## PROBLEM STATEMENT
Leave out the pictures and copy the remaining records exactly.

(Extracted records)
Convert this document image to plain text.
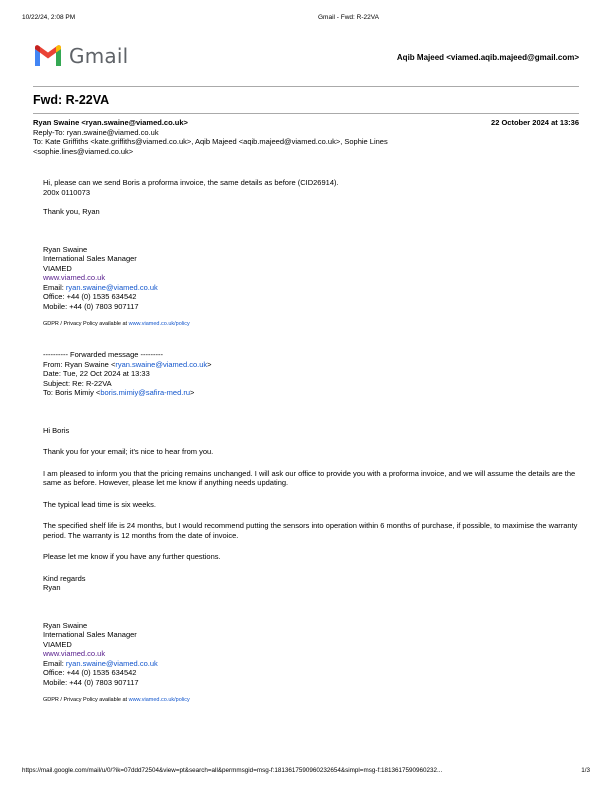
10/22/24, 2:08 PM	Gmail - Fwd: R-22VA
Gmail	Aqib Majeed <viamed.aqib.majeed@gmail.com>
Fwd: R-22VA
Ryan Swaine <ryan.swaine@viamed.co.uk>	22 October 2024 at 13:36
Reply-To: ryan.swaine@viamed.co.uk
To: Kate Griffiths <kate.griffiths@viamed.co.uk>, Aqib Majeed <aqib.majeed@viamed.co.uk>, Sophie Lines
<sophie.lines@viamed.co.uk>

Hi, please can we send Boris a proforma invoice, the same details as before (CID26914).

200x 0110073

Thank you, Ryan

Ryan Swaine

International Sales Manager

VIAMED

www.viamed.co.uk

Email: ryan.swaine@viamed.co.uk

Office: +44 (0) 1535 634542

Mobile: +44 (0) 7803 907117

GDPR / Privacy Policy available at www.viamed.co.uk/policy

---------- Forwarded message ---------

From: Ryan Swaine <ryan.swaine@viamed.co.uk>

Date: Tue, 22 Oct 2024 at 13:33

Subject: Re: R-22VA

To: Boris Mimiy <boris.mimiy@safira-med.ru>

Hi Boris

Thank you for your email; it's nice to hear from you.

I am pleased to inform you that the pricing remains unchanged. I will ask our office to provide you with a proforma invoice, and we will assume the details are the same as before. However, please let me know if anything needs updating.

The typical lead time is six weeks.

The specified shelf life is 24 months, but I would recommend putting the sensors into operation within 6 months of purchase, if possible, to maximise the warranty period. The warranty is 12 months from the date of invoice.

Please let me know if you have any further questions.

Kind regards

Ryan

Ryan Swaine

International Sales Manager

VIAMED

www.viamed.co.uk

Email: ryan.swaine@viamed.co.uk

Office: +44 (0) 1535 634542

Mobile: +44 (0) 7803 907117

GDPR / Privacy Policy available at www.viamed.co.uk/policy

https://mail.google.com/mail/u/0/?ik=07ddd72504&view=pt&search=all&permmsgid=msg-f:1813617590960232654&simpl=msg-f:1813617590960232...	1/3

## TASK ANSWER
Convert this document image to plain text.
10/22/24, 2:08 PM	Gmail - Fwd: R-22VA
Gmail	Aqib Majeed <viamed.aqib.majeed@gmail.com>
Fwd: R-22VA
Ryan Swaine <ryan.swaine@viamed.co.uk>	22 October 2024 at 13:36
Reply-To: ryan.swaine@viamed.co.uk
To: Kate Griffiths <kate.griffiths@viamed.co.uk>, Aqib Majeed <aqib.majeed@viamed.co.uk>, Sophie Lines
<sophie.lines@viamed.co.uk>

Hi, please can we send Boris a proforma invoice, the same details as before (CID26914).

200x 0110073

Thank you, Ryan

Ryan Swaine

International Sales Manager

VIAMED

www.viamed.co.uk

Email: ryan.swaine@viamed.co.uk

Office: +44 (0) 1535 634542

Mobile: +44 (0) 7803 907117

GDPR / Privacy Policy available at www.viamed.co.uk/policy

---------- Forwarded message ---------

From: Ryan Swaine <ryan.swaine@viamed.co.uk>

Date: Tue, 22 Oct 2024 at 13:33

Subject: Re: R-22VA

To: Boris Mimiy <boris.mimiy@safira-med.ru>

Hi Boris

Thank you for your email; it's nice to hear from you.

I am pleased to inform you that the pricing remains unchanged. I will ask our office to provide you with a proforma invoice, and we will assume the details are the same as before. However, please let me know if anything needs updating.

The typical lead time is six weeks.

The specified shelf life is 24 months, but I would recommend putting the sensors into operation within 6 months of purchase, if possible, to maximise the warranty period. The warranty is 12 months from the date of invoice.

Please let me know if you have any further questions.

Kind regards

Ryan

Ryan Swaine

International Sales Manager

VIAMED

www.viamed.co.uk

Email: ryan.swaine@viamed.co.uk

Office: +44 (0) 1535 634542

Mobile: +44 (0) 7803 907117

GDPR / Privacy Policy available at www.viamed.co.uk/policy

https://mail.google.com/mail/u/0/?ik=07ddd72504&view=pt&search=all&permmsgid=msg-f:1813617590960232654&simpl=msg-f:1813617590960232...	1/3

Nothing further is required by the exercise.